Records shown:
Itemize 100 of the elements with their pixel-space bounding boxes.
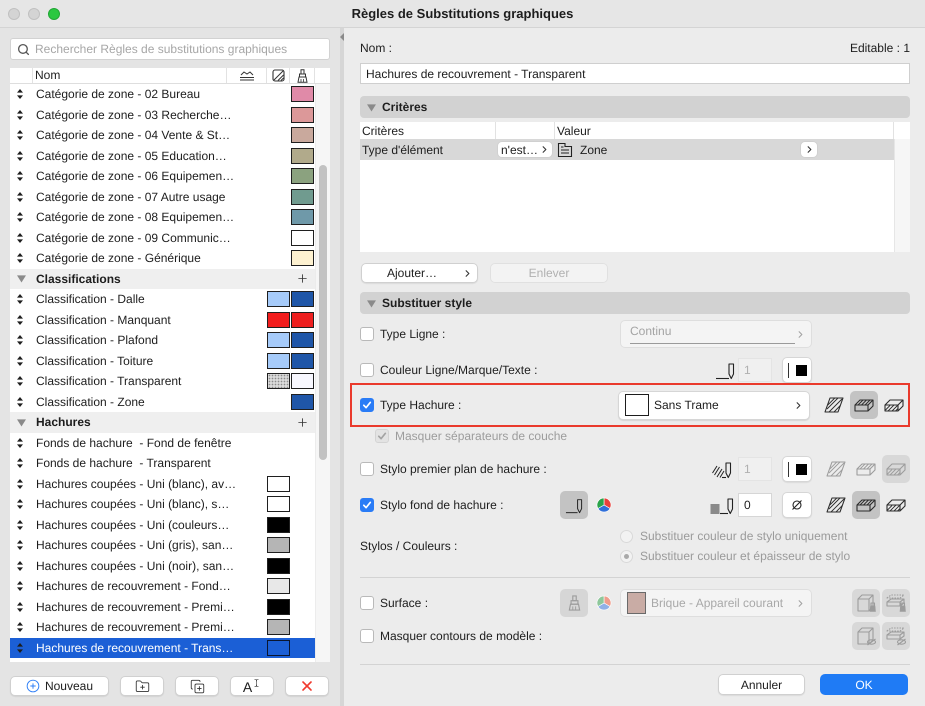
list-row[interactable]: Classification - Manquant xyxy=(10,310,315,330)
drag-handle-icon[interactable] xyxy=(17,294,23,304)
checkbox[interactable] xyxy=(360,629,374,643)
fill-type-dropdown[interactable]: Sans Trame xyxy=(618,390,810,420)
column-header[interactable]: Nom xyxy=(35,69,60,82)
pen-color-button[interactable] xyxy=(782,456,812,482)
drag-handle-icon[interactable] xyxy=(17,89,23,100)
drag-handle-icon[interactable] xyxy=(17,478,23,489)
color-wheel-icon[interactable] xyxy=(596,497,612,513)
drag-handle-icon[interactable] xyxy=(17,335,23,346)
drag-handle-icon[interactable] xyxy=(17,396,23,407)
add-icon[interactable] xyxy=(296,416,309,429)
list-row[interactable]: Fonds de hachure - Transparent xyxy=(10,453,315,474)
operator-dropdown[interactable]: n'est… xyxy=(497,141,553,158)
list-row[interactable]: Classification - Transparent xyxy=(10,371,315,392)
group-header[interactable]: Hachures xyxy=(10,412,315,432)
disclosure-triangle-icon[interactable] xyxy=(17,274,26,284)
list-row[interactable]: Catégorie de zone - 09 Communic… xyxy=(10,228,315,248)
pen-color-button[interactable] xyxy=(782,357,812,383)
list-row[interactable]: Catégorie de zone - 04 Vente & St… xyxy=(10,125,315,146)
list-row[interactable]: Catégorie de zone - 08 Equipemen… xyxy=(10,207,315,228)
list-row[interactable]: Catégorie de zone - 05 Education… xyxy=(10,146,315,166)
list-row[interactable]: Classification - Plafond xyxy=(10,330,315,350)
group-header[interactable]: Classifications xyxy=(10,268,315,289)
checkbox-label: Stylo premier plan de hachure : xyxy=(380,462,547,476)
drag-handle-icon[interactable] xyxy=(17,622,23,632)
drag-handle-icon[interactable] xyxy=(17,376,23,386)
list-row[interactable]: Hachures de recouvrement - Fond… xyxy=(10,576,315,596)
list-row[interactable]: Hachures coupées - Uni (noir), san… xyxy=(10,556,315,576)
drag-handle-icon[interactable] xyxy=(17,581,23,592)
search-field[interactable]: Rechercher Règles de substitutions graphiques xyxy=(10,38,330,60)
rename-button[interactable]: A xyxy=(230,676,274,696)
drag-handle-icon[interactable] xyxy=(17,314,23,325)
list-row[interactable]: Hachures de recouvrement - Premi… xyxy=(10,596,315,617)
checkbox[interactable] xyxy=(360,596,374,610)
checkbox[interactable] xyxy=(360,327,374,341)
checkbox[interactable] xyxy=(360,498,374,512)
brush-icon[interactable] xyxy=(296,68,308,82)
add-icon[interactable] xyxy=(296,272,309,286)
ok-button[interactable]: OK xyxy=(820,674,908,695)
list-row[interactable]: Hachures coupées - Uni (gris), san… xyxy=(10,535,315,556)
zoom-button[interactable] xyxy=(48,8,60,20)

Exercise aim: Please repeat the lines of the listing above unchanged, from the line with "list-row[interactable]: Classification - Manquant" to the line with "list-row[interactable]: Catégorie de zone - 08", including both of those lines.

Answer to the task:
list-row[interactable]: Classification - Manquant xyxy=(10,310,315,330)
drag-handle-icon[interactable] xyxy=(17,294,23,304)
checkbox[interactable] xyxy=(360,629,374,643)
fill-type-dropdown[interactable]: Sans Trame xyxy=(618,390,810,420)
column-header[interactable]: Nom xyxy=(35,69,60,82)
pen-color-button[interactable] xyxy=(782,456,812,482)
drag-handle-icon[interactable] xyxy=(17,89,23,100)
drag-handle-icon[interactable] xyxy=(17,478,23,489)
color-wheel-icon[interactable] xyxy=(596,497,612,513)
drag-handle-icon[interactable] xyxy=(17,335,23,346)
drag-handle-icon[interactable] xyxy=(17,396,23,407)
add-icon[interactable] xyxy=(296,416,309,429)
list-row[interactable]: Fonds de hachure - Transparent xyxy=(10,453,315,474)
operator-dropdown[interactable]: n'est… xyxy=(497,141,553,158)
list-row[interactable]: Classification - Transparent xyxy=(10,371,315,392)
group-header[interactable]: Hachures xyxy=(10,412,315,432)
disclosure-triangle-icon[interactable] xyxy=(17,274,26,284)
list-row[interactable]: Catégorie de zone - 09 Communic… xyxy=(10,228,315,248)
pen-color-button[interactable] xyxy=(782,357,812,383)
list-row[interactable]: Catégorie de zone - 04 Vente & St… xyxy=(10,125,315,146)
list-row[interactable]: Catégorie de zone - 08 Equipemen… xyxy=(10,207,315,228)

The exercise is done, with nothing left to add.